Dataset items
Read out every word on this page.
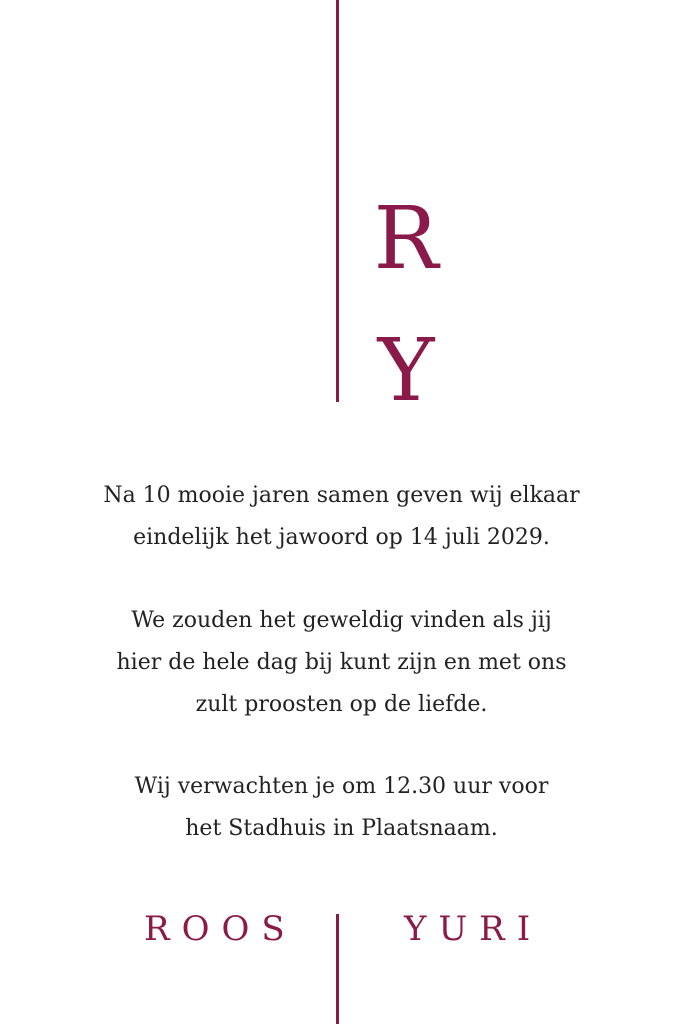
R
Y
Na 10 mooie jaren samen geven wij elkaar
eindelijk het jawoord op 14 juli 2029.
We zouden het geweldig vinden als jij
hier de hele dag bij kunt zijn en met ons
zult proosten op de liefde.
Wij verwachten je om 12.30 uur voor
het Stadhuis in Plaatsnaam.
ROOS	YURI
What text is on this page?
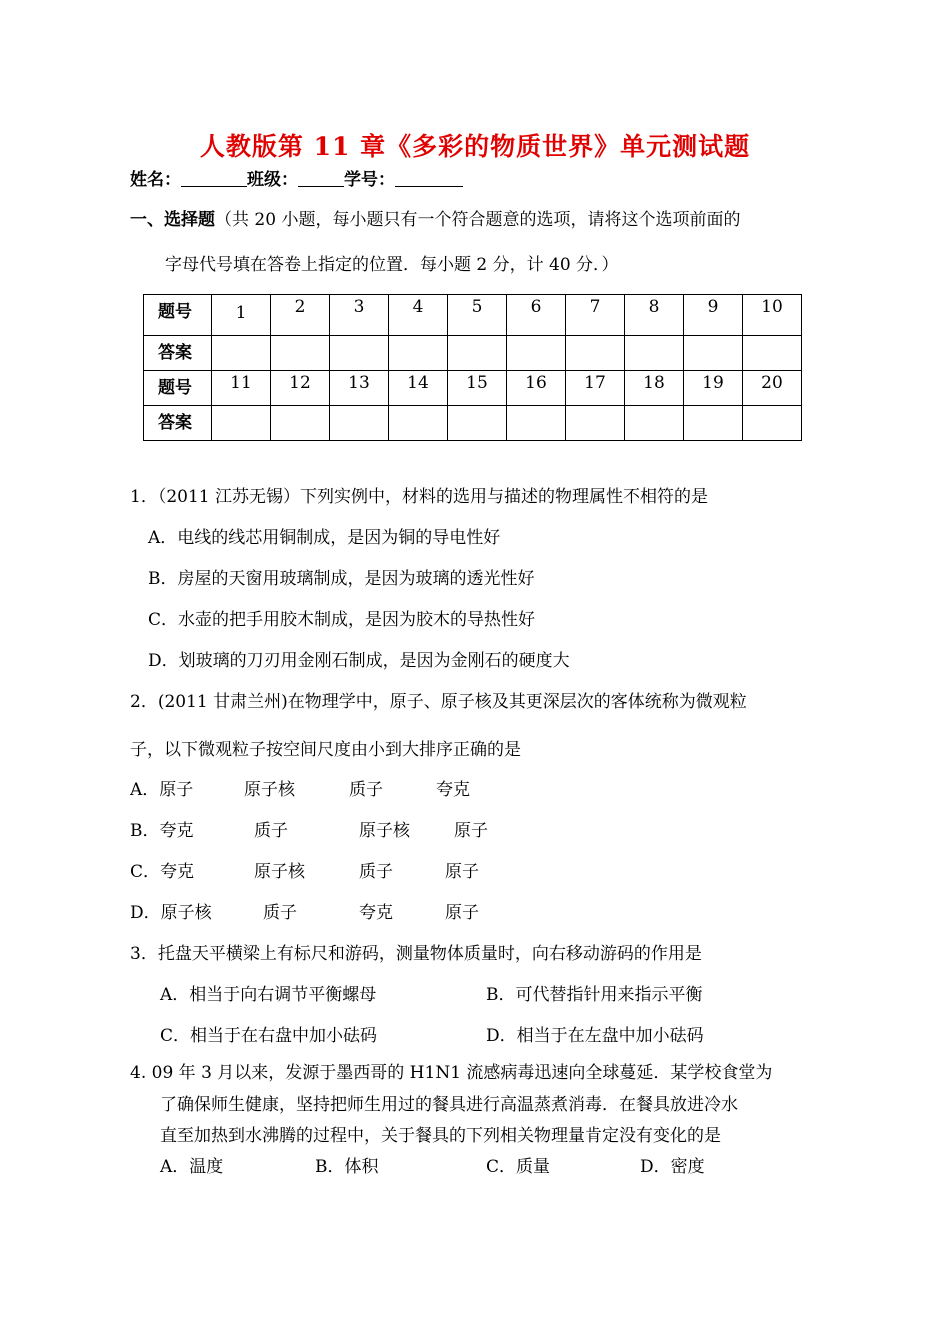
人教版第 11 章《多彩的物质世界》单元测试题
姓名：	班级：	学号：
一、选择题（共 20 小题，每小题只有一个符合题意的选项，请将这个选项前面的
字母代号填在答卷上指定的位置．每小题 2 分，计 40 分．）
题号	1	2	3	4	5	6	7	8	9	10
答案										
题号	11	12	13	14	15	16	17	18	19	20
答案										
1．（2011 江苏无锡）下列实例中，材料的选用与描述的物理属性不相符的是
A．电线的线芯用铜制成，是因为铜的导电性好
B．房屋的天窗用玻璃制成，是因为玻璃的透光性好
C．水壶的把手用胶木制成，是因为胶木的导热性好
D．划玻璃的刀刃用金刚石制成，是因为金刚石的硬度大
2．(2011 甘肃兰州)在物理学中，原子、原子核及其更深层次的客体统称为微观粒
子，以下微观粒子按空间尺度由小到大排序正确的是
A．原子	原子核	质子	夸克
B．夸克	质子	原子核	原子
C．夸克	原子核	质子	原子
D．原子核	质子	夸克	原子
3．托盘天平横梁上有标尺和游码，测量物体质量时，向右移动游码的作用是
A．相当于向右调节平衡螺母	B．可代替指针用来指示平衡
C．相当于在右盘中加小砝码	D．相当于在左盘中加小砝码
4. 09 年 3 月以来，发源于墨西哥的 H1N1 流感病毒迅速向全球蔓延．某学校食堂为
了确保师生健康，坚持把师生用过的餐具进行高温蒸煮消毒．在餐具放进冷水
直至加热到水沸腾的过程中，关于餐具的下列相关物理量肯定没有变化的是
A．温度	B．体积	C．质量	D．密度
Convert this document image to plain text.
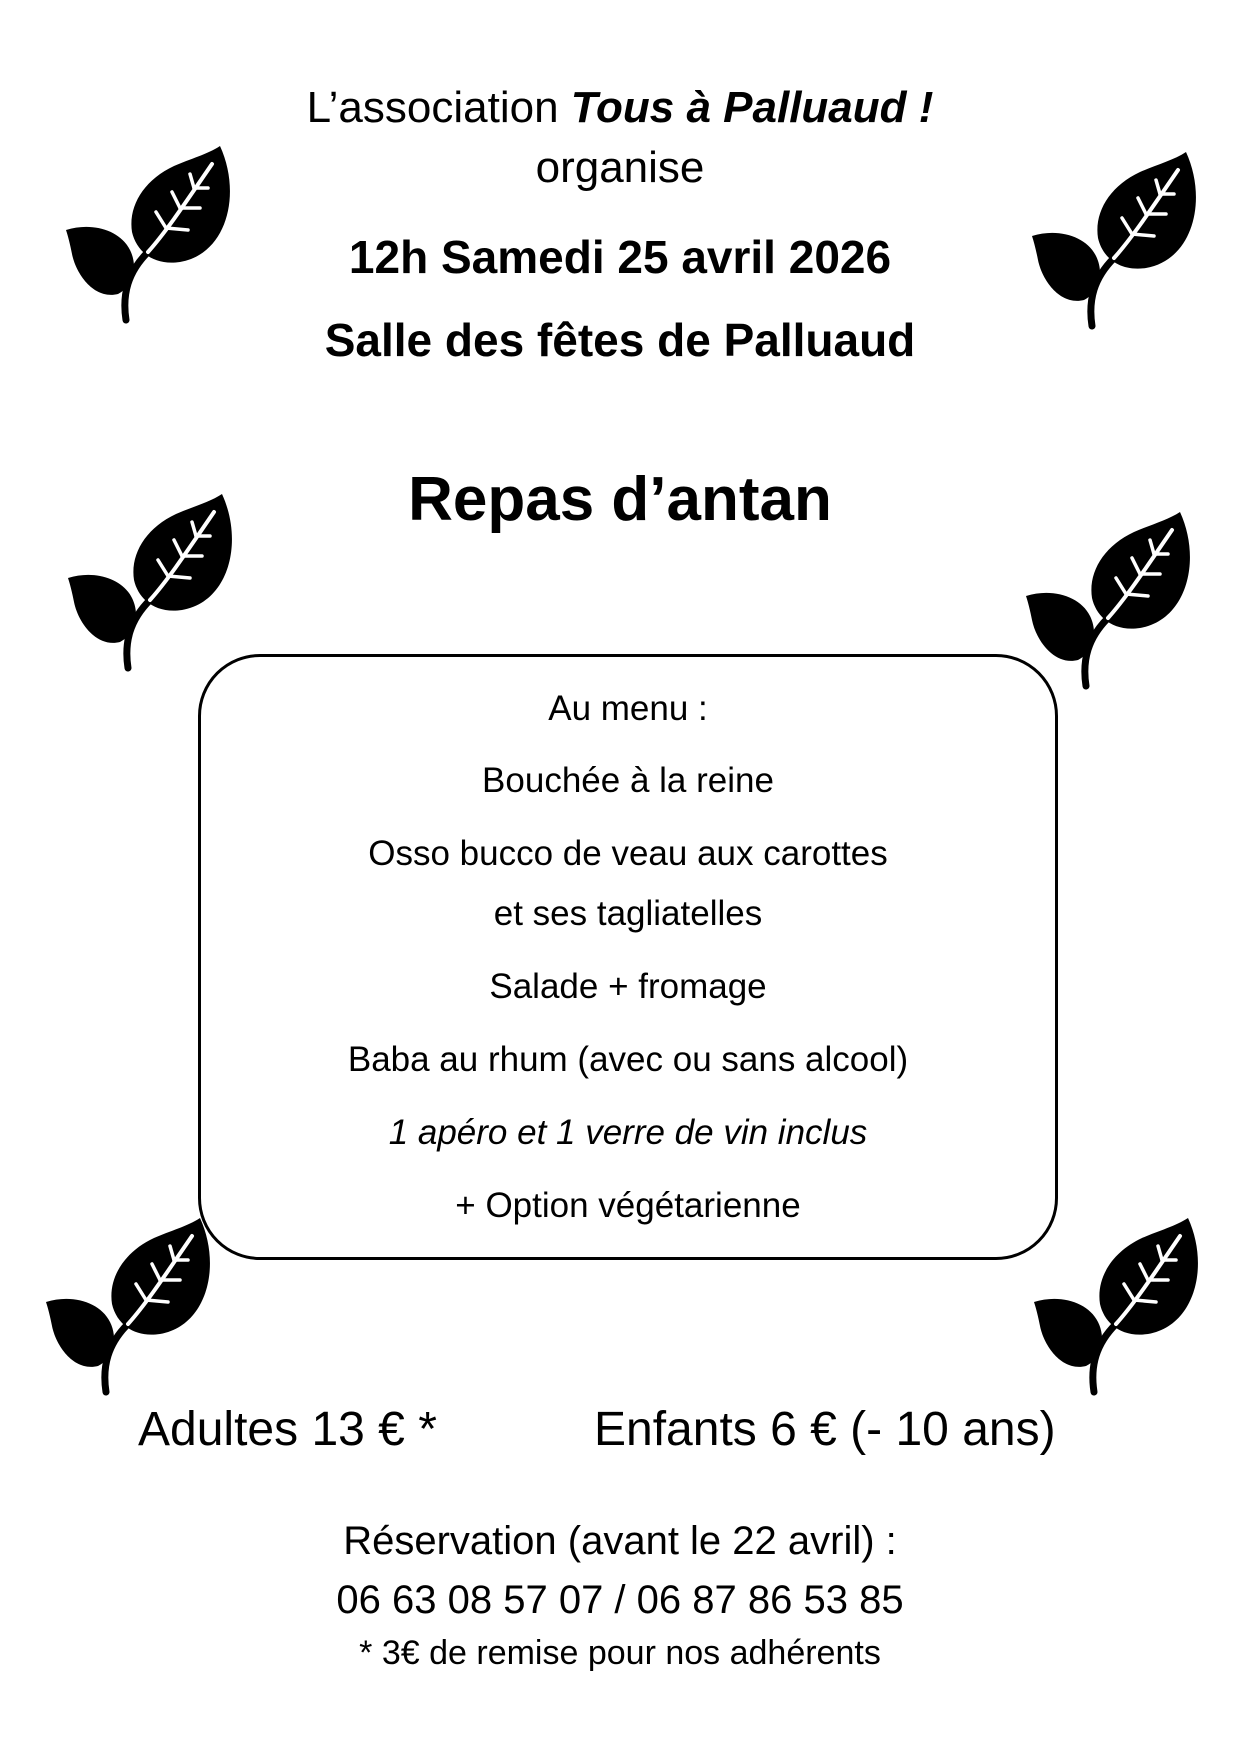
L’association Tous à Palluaud !
organise
12h Samedi 25 avril 2026
Salle des fêtes de Palluaud
Repas d’antan
Au menu :
Bouchée à la reine
Osso bucco de veau aux carottes
et ses tagliatelles
Salade + fromage
Baba au rhum (avec ou sans alcool)
1 apéro et 1 verre de vin inclus
+ Option végétarienne
Adultes 13 € *	Enfants 6 € (- 10 ans)
Réservation (avant le 22 avril) :
06 63 08 57 07 / 06 87 86 53 85
* 3€ de remise pour nos adhérents
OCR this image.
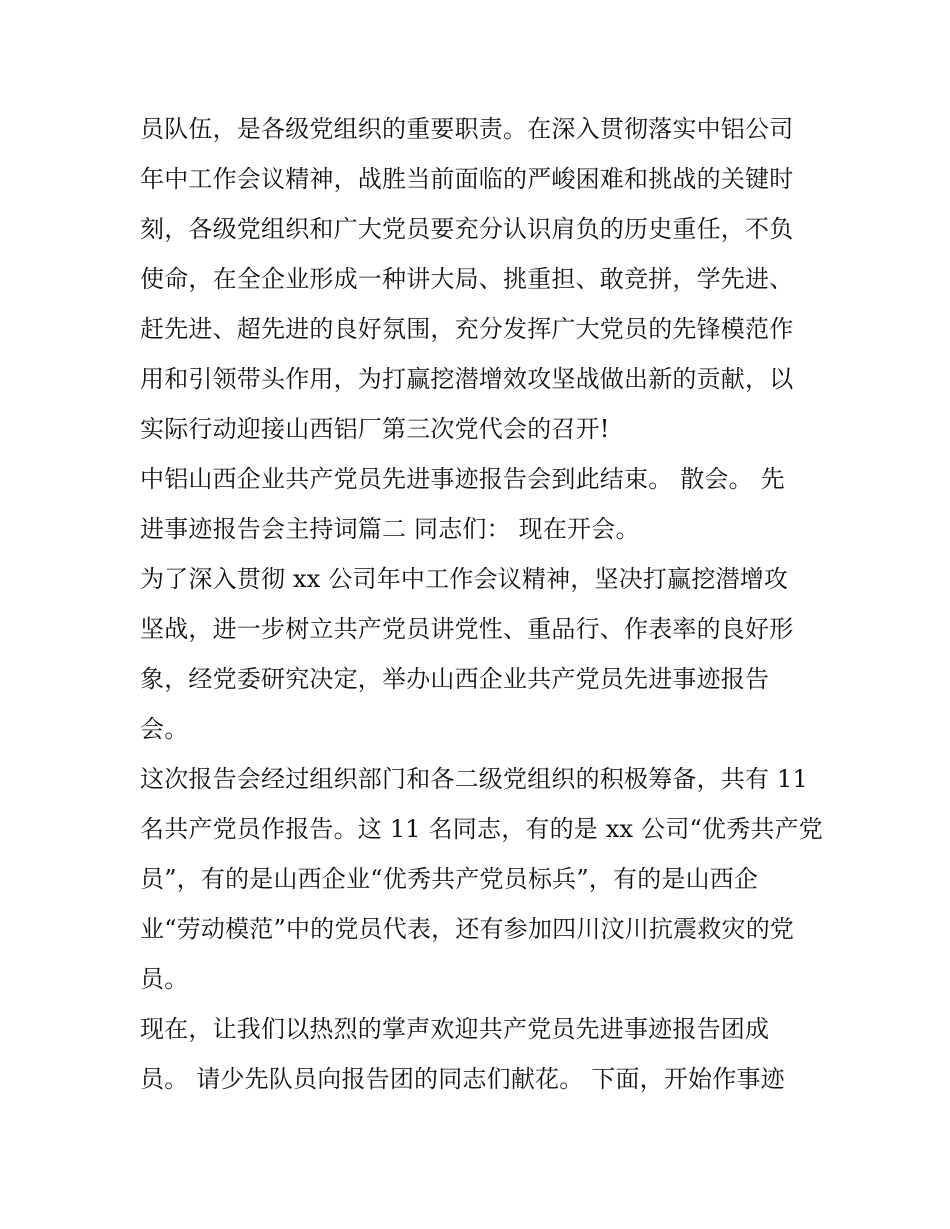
员队伍，是各级党组织的重要职责。在深入贯彻落实中铝公司
年中工作会议精神，战胜当前面临的严峻困难和挑战的关键时
刻，各级党组织和广大党员要充分认识肩负的历史重任，不负
使命，在全企业形成一种讲大局、挑重担、敢竞拼，学先进、
赶先进、超先进的良好氛围，充分发挥广大党员的先锋模范作
用和引领带头作用，为打赢挖潜增效攻坚战做出新的贡献，以
实际行动迎接山西铝厂第三次党代会的召开!
中铝山西企业共产党员先进事迹报告会到此结束。 散会。 先
进事迹报告会主持词篇二 同志们： 现在开会。
为了深入贯彻 xx 公司年中工作会议精神，坚决打赢挖潜增攻
坚战，进一步树立共产党员讲党性、重品行、作表率的良好形
象，经党委研究决定，举办山西企业共产党员先进事迹报告
会。
这次报告会经过组织部门和各二级党组织的积极筹备，共有 11
名共产党员作报告。这 11 名同志，有的是 xx 公司“优秀共产党
员”，有的是山西企业“优秀共产党员标兵”，有的是山西企
业“劳动模范”中的党员代表，还有参加四川汶川抗震救灾的党
员。
现在，让我们以热烈的掌声欢迎共产党员先进事迹报告团成
员。 请少先队员向报告团的同志们献花。 下面，开始作事迹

- **To do**:
Show every line in the records above that contains the word "this".

- **Response to the task**:
Read out every word on this page.
What text is on this page?
Convert this document image to plain text.
OCR this image.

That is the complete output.